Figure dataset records
⟨

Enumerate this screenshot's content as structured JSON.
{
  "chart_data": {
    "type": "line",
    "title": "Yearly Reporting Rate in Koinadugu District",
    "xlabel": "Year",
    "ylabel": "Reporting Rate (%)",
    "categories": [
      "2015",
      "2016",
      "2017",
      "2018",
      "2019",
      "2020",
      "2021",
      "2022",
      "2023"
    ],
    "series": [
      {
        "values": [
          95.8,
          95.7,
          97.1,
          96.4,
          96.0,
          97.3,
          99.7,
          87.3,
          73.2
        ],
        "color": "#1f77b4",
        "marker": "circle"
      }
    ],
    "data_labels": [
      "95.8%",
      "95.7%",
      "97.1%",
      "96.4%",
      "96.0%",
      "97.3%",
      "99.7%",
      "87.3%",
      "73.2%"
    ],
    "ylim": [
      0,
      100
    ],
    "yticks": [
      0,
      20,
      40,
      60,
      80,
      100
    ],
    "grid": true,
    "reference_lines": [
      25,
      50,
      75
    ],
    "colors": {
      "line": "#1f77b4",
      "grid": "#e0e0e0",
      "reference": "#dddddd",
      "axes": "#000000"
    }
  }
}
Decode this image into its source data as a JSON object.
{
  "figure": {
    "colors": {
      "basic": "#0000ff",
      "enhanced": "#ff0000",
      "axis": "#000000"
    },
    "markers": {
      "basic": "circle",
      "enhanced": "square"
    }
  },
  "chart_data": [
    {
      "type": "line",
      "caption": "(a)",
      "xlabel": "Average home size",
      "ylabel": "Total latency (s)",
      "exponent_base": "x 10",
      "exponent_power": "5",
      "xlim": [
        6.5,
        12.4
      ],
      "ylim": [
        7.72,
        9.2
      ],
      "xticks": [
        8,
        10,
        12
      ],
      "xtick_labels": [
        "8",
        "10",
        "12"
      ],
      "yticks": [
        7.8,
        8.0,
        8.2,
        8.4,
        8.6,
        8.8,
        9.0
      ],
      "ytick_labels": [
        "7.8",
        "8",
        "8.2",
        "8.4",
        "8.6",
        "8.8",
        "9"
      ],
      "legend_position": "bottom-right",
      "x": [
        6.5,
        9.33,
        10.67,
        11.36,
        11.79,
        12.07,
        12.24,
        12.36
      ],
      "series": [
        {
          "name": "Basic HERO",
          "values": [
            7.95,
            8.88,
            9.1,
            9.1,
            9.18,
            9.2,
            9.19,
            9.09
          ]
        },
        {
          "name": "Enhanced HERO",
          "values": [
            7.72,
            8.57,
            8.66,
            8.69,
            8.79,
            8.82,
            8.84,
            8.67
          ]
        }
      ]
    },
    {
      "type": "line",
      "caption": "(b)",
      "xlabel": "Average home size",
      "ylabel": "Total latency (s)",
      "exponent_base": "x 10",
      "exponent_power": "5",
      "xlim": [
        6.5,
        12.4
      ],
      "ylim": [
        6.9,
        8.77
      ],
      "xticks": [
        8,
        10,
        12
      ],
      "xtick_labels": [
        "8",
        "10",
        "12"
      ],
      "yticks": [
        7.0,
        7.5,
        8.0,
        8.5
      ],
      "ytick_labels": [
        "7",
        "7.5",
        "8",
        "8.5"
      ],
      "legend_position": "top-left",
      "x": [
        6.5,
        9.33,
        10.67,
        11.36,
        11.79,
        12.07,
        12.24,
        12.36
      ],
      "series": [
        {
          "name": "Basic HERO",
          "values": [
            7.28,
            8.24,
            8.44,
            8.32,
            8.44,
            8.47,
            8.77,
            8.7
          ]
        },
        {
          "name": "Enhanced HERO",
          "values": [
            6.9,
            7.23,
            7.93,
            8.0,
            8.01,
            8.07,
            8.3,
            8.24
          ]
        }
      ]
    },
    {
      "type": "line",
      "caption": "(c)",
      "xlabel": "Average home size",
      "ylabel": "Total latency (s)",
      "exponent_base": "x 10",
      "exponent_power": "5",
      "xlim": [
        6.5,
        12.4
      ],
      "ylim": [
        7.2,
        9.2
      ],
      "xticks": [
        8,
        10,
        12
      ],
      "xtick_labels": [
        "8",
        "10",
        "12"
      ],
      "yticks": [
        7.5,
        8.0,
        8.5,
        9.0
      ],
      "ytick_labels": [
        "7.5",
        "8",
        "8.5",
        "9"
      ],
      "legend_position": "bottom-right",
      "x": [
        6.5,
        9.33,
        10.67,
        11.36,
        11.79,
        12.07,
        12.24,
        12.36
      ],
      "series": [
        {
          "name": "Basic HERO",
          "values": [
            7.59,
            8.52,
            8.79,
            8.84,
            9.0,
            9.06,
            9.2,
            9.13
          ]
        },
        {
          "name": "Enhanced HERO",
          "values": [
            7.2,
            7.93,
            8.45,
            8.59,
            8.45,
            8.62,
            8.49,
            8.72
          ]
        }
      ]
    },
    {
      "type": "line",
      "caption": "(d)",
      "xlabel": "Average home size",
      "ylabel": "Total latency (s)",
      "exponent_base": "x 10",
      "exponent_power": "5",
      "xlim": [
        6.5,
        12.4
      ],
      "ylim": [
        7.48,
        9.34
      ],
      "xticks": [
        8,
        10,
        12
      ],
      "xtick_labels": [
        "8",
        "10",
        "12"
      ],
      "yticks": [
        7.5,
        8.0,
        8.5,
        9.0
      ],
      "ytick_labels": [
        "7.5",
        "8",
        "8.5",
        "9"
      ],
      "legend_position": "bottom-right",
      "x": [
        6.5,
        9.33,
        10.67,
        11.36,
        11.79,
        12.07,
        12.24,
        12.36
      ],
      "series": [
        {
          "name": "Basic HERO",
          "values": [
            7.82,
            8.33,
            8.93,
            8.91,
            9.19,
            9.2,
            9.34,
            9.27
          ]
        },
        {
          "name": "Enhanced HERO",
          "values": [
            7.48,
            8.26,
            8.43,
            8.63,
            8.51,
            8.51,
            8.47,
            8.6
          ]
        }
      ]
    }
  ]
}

⟩

*What you need to do:* Transcribe the records above exactly as they appear.

*Solution to the problem:*
Enumerate this screenshot's content as structured JSON.
{
  "chart_data": {
    "type": "line",
    "title": "Yearly Reporting Rate in Koinadugu District",
    "xlabel": "Year",
    "ylabel": "Reporting Rate (%)",
    "categories": [
      "2015",
      "2016",
      "2017",
      "2018",
      "2019",
      "2020",
      "2021",
      "2022",
      "2023"
    ],
    "series": [
      {
        "values": [
          95.8,
          95.7,
          97.1,
          96.4,
          96.0,
          97.3,
          99.7,
          87.3,
          73.2
        ],
        "color": "#1f77b4",
        "marker": "circle"
      }
    ],
    "data_labels": [
      "95.8%",
      "95.7%",
      "97.1%",
      "96.4%",
      "96.0%",
      "97.3%",
      "99.7%",
      "87.3%",
      "73.2%"
    ],
    "ylim": [
      0,
      100
    ],
    "yticks": [
      0,
      20,
      40,
      60,
      80,
      100
    ],
    "grid": true,
    "reference_lines": [
      25,
      50,
      75
    ],
    "colors": {
      "line": "#1f77b4",
      "grid": "#e0e0e0",
      "reference": "#dddddd",
      "axes": "#000000"
    }
  }
}
Decode this image into its source data as a JSON object.
{
  "figure": {
    "colors": {
      "basic": "#0000ff",
      "enhanced": "#ff0000",
      "axis": "#000000"
    },
    "markers": {
      "basic": "circle",
      "enhanced": "square"
    }
  },
  "chart_data": [
    {
      "type": "line",
      "caption": "(a)",
      "xlabel": "Average home size",
      "ylabel": "Total latency (s)",
      "exponent_base": "x 10",
      "exponent_power": "5",
      "xlim": [
        6.5,
        12.4
      ],
      "ylim": [
        7.72,
        9.2
      ],
      "xticks": [
        8,
        10,
        12
      ],
      "xtick_labels": [
        "8",
        "10",
        "12"
      ],
      "yticks": [
        7.8,
        8.0,
        8.2,
        8.4,
        8.6,
        8.8,
        9.0
      ],
      "ytick_labels": [
        "7.8",
        "8",
        "8.2",
        "8.4",
        "8.6",
        "8.8",
        "9"
      ],
      "legend_position": "bottom-right",
      "x": [
        6.5,
        9.33,
        10.67,
        11.36,
        11.79,
        12.07,
        12.24,
        12.36
      ],
      "series": [
        {
          "name": "Basic HERO",
          "values": [
            7.95,
            8.88,
            9.1,
            9.1,
            9.18,
            9.2,
            9.19,
            9.09
          ]
        },
        {
          "name": "Enhanced HERO",
          "values": [
            7.72,
            8.57,
            8.66,
            8.69,
            8.79,
            8.82,
            8.84,
            8.67
          ]
        }
      ]
    },
    {
      "type": "line",
      "caption": "(b)",
      "xlabel": "Average home size",
      "ylabel": "Total latency (s)",
      "exponent_base": "x 10",
      "exponent_power": "5",
      "xlim": [
        6.5,
        12.4
      ],
      "ylim": [
        6.9,
        8.77
      ],
      "xticks": [
        8,
        10,
        12
      ],
      "xtick_labels": [
        "8",
        "10",
        "12"
      ],
      "yticks": [
        7.0,
        7.5,
        8.0,
        8.5
      ],
      "ytick_labels": [
        "7",
        "7.5",
        "8",
        "8.5"
      ],
      "legend_position": "top-left",
      "x": [
        6.5,
        9.33,
        10.67,
        11.36,
        11.79,
        12.07,
        12.24,
        12.36
      ],
      "series": [
        {
          "name": "Basic HERO",
          "values": [
            7.28,
            8.24,
            8.44,
            8.32,
            8.44,
            8.47,
            8.77,
            8.7
          ]
        },
        {
          "name": "Enhanced HERO",
          "values": [
            6.9,
            7.23,
            7.93,
            8.0,
            8.01,
            8.07,
            8.3,
            8.24
          ]
        }
      ]
    },
    {
      "type": "line",
      "caption": "(c)",
      "xlabel": "Average home size",
      "ylabel": "Total latency (s)",
      "exponent_base": "x 10",
      "exponent_power": "5",
      "xlim": [
        6.5,
        12.4
      ],
      "ylim": [
        7.2,
        9.2
      ],
      "xticks": [
        8,
        10,
        12
      ],
      "xtick_labels": [
        "8",
        "10",
        "12"
      ],
      "yticks": [
        7.5,
        8.0,
        8.5,
        9.0
      ],
      "ytick_labels": [
        "7.5",
        "8",
        "8.5",
        "9"
      ],
      "legend_position": "bottom-right",
      "x": [
        6.5,
        9.33,
        10.67,
        11.36,
        11.79,
        12.07,
        12.24,
        12.36
      ],
      "series": [
        {
          "name": "Basic HERO",
          "values": [
            7.59,
            8.52,
            8.79,
            8.84,
            9.0,
            9.06,
            9.2,
            9.13
          ]
        },
        {
          "name": "Enhanced HERO",
          "values": [
            7.2,
            7.93,
            8.45,
            8.59,
            8.45,
            8.62,
            8.49,
            8.72
          ]
        }
      ]
    },
    {
      "type": "line",
      "caption": "(d)",
      "xlabel": "Average home size",
      "ylabel": "Total latency (s)",
      "exponent_base": "x 10",
      "exponent_power": "5",
      "xlim": [
        6.5,
        12.4
      ],
      "ylim": [
        7.48,
        9.34
      ],
      "xticks": [
        8,
        10,
        12
      ],
      "xtick_labels": [
        "8",
        "10",
        "12"
      ],
      "yticks": [
        7.5,
        8.0,
        8.5,
        9.0
      ],
      "ytick_labels": [
        "7.5",
        "8",
        "8.5",
        "9"
      ],
      "legend_position": "bottom-right",
      "x": [
        6.5,
        9.33,
        10.67,
        11.36,
        11.79,
        12.07,
        12.24,
        12.36
      ],
      "series": [
        {
          "name": "Basic HERO",
          "values": [
            7.82,
            8.33,
            8.93,
            8.91,
            9.19,
            9.2,
            9.34,
            9.27
          ]
        },
        {
          "name": "Enhanced HERO",
          "values": [
            7.48,
            8.26,
            8.43,
            8.63,
            8.51,
            8.51,
            8.47,
            8.6
          ]
        }
      ]
    }
  ]
}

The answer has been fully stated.